--- Start Data shown ---

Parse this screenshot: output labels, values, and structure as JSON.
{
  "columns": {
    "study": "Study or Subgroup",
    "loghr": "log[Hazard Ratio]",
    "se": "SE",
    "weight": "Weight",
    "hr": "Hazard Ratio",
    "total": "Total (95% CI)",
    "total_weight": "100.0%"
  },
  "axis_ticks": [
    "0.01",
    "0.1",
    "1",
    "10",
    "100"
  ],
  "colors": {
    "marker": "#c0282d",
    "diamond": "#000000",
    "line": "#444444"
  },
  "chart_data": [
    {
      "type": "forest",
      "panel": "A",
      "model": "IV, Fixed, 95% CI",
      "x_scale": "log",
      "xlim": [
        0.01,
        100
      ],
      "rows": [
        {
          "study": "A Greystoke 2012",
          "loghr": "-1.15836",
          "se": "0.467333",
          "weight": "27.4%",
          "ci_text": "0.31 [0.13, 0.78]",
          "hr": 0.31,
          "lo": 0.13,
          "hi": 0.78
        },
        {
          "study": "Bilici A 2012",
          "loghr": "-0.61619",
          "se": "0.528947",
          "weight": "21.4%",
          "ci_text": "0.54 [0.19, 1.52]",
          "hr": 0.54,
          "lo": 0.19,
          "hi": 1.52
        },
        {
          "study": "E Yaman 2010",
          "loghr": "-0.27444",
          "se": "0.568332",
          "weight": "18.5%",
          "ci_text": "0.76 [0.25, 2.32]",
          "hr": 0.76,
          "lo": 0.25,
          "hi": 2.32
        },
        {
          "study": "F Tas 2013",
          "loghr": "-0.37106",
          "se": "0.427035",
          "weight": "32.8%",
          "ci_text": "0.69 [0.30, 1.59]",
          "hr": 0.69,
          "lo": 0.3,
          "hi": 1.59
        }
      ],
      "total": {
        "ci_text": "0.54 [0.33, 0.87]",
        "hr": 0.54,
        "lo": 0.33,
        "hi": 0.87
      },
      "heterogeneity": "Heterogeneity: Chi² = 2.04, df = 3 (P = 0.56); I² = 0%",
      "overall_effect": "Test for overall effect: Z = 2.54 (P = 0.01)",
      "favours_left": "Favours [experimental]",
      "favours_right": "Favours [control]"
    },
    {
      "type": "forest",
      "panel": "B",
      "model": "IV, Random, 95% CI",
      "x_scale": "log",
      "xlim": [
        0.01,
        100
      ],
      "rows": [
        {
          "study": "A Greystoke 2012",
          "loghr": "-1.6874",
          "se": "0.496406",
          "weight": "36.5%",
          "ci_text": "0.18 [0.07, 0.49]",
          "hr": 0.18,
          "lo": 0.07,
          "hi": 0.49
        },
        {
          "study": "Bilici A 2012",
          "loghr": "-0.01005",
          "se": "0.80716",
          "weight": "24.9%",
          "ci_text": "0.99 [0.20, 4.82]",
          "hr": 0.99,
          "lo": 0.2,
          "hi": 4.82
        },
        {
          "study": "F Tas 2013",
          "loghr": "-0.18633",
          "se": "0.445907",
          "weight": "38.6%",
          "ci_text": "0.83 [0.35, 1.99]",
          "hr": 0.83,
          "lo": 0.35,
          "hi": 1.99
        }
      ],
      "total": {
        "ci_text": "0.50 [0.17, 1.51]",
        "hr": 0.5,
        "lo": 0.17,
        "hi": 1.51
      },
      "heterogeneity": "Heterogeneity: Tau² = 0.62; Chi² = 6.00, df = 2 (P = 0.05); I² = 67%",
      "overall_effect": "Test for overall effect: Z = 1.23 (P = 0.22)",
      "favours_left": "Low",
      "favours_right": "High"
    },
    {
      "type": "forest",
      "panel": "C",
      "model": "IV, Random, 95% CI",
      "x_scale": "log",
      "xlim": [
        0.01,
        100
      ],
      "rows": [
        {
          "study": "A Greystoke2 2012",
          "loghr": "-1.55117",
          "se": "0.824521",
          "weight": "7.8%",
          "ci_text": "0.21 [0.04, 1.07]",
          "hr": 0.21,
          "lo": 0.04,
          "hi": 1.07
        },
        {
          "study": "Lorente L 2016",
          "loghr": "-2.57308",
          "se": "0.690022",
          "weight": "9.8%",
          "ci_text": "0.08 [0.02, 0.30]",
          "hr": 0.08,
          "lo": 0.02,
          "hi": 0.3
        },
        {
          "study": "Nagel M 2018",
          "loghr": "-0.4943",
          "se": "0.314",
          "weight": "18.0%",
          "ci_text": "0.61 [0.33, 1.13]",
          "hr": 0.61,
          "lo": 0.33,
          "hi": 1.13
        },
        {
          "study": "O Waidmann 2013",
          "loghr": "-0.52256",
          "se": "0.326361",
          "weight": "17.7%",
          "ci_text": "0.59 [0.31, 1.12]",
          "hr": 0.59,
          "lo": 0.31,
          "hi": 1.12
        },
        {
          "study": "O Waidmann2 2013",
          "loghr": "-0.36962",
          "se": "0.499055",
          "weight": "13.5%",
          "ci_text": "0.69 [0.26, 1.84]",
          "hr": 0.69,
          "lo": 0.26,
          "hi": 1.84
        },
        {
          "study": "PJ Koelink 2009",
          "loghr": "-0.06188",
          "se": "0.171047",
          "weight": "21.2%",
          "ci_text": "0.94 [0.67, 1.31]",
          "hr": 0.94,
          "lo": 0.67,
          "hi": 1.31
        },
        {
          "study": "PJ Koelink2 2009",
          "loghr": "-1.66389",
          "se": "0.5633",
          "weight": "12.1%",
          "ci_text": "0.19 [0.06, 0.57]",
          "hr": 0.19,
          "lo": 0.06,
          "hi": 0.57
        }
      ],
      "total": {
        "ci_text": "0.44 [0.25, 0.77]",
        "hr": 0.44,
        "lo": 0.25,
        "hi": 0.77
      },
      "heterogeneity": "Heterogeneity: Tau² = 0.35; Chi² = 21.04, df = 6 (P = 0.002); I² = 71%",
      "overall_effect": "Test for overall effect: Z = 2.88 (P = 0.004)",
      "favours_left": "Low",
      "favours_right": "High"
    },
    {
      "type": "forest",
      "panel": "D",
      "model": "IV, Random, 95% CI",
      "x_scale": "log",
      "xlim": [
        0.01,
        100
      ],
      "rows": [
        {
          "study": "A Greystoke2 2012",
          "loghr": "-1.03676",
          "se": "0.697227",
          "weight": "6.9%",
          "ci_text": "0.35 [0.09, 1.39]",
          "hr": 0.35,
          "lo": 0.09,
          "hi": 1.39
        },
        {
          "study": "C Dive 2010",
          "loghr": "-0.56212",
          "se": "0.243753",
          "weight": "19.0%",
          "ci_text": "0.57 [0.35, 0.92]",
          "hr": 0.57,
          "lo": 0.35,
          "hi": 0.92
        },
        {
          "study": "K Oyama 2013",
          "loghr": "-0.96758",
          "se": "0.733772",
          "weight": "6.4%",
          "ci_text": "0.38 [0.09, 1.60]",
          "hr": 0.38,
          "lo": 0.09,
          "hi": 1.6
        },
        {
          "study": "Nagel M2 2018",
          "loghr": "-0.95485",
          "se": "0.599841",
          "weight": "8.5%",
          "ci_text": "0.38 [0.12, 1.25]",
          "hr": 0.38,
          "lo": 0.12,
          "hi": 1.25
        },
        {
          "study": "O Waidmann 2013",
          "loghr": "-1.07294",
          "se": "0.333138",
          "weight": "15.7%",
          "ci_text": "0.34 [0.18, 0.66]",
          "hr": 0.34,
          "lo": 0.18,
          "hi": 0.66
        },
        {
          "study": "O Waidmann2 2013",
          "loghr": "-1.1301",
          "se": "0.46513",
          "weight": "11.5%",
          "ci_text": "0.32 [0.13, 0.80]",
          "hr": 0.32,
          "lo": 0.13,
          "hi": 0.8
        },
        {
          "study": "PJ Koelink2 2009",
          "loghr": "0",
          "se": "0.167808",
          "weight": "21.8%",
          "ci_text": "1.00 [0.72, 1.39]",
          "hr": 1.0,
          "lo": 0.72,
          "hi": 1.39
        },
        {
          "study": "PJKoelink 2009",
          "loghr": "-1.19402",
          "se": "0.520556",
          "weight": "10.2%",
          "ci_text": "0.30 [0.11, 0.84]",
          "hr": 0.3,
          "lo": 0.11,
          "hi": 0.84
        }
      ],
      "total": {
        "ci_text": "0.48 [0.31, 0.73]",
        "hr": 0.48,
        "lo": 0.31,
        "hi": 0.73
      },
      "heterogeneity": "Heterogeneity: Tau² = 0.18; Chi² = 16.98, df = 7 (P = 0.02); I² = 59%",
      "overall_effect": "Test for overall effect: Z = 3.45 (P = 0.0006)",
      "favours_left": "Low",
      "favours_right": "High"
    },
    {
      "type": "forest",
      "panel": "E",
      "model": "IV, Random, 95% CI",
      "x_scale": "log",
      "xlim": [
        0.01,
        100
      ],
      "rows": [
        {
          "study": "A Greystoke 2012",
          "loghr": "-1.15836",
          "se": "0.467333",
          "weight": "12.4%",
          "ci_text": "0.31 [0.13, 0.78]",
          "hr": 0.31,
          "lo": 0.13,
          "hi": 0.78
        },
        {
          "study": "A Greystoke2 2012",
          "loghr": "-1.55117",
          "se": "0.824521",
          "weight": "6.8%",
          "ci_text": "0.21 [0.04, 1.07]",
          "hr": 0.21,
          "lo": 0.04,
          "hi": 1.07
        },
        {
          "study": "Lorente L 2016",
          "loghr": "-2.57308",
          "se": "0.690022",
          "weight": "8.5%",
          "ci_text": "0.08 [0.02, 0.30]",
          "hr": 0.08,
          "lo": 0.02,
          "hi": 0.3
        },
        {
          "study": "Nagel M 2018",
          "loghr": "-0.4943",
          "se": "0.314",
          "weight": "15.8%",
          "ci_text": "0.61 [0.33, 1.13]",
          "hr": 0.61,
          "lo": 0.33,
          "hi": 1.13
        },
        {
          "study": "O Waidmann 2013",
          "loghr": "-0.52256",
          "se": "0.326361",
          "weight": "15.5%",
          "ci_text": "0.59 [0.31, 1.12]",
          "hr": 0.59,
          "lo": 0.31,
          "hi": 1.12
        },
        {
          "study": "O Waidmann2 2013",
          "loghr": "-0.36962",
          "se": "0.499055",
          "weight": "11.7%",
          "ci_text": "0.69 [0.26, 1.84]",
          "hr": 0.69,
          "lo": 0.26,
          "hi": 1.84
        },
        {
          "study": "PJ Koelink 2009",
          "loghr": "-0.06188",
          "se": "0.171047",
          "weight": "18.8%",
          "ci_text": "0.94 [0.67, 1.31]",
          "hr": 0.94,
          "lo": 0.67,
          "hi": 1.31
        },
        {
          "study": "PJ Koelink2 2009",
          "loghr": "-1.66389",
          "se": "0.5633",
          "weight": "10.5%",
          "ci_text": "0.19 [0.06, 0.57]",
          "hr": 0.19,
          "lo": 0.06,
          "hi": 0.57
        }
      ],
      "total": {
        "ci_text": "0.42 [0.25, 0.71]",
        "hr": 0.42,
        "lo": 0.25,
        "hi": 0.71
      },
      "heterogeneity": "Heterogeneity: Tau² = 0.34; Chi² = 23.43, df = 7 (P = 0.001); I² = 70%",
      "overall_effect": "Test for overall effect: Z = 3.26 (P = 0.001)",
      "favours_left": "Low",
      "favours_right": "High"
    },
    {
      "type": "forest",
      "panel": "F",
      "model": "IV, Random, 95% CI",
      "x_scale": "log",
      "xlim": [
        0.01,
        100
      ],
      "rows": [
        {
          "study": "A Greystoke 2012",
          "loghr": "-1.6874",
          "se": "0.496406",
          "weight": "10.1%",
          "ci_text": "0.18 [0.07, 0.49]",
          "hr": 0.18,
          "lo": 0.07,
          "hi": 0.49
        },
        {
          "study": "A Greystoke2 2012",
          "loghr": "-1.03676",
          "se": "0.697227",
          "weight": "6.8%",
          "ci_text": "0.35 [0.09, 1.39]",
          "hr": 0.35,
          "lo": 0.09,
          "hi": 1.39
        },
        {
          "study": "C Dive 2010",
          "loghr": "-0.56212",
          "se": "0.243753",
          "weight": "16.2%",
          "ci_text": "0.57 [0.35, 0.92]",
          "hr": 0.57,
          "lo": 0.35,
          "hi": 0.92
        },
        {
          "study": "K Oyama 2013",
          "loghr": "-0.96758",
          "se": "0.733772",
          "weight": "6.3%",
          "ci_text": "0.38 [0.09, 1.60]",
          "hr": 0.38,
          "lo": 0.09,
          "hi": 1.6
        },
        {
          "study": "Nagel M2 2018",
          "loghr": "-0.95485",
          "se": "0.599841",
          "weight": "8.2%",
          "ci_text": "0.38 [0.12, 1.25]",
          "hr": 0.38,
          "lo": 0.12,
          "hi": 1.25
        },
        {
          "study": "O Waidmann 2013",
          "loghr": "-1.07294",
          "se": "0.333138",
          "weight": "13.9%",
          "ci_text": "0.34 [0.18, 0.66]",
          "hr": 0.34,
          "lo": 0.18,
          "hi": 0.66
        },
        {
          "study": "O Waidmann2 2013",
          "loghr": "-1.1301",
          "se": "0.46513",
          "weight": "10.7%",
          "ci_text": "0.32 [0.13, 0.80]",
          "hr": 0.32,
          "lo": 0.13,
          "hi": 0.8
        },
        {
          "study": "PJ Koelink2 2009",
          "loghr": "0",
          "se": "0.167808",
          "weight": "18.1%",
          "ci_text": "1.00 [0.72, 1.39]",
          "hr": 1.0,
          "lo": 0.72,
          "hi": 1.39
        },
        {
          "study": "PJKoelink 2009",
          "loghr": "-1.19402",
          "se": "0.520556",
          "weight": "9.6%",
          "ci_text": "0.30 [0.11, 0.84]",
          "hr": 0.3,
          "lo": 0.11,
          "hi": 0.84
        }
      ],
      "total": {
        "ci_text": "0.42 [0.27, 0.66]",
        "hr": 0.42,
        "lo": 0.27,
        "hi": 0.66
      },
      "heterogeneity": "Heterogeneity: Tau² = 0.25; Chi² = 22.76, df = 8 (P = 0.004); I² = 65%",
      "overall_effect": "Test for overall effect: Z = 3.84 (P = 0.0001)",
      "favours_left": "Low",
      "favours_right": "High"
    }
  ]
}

--- End Data shown ---

● Problem statement:
Select from the material above each line in which the string "Ratio" appears, and list those lines.

● Solved problem:
    "loghr": "log[Hazard Ratio]",
    "hr": "Hazard Ratio",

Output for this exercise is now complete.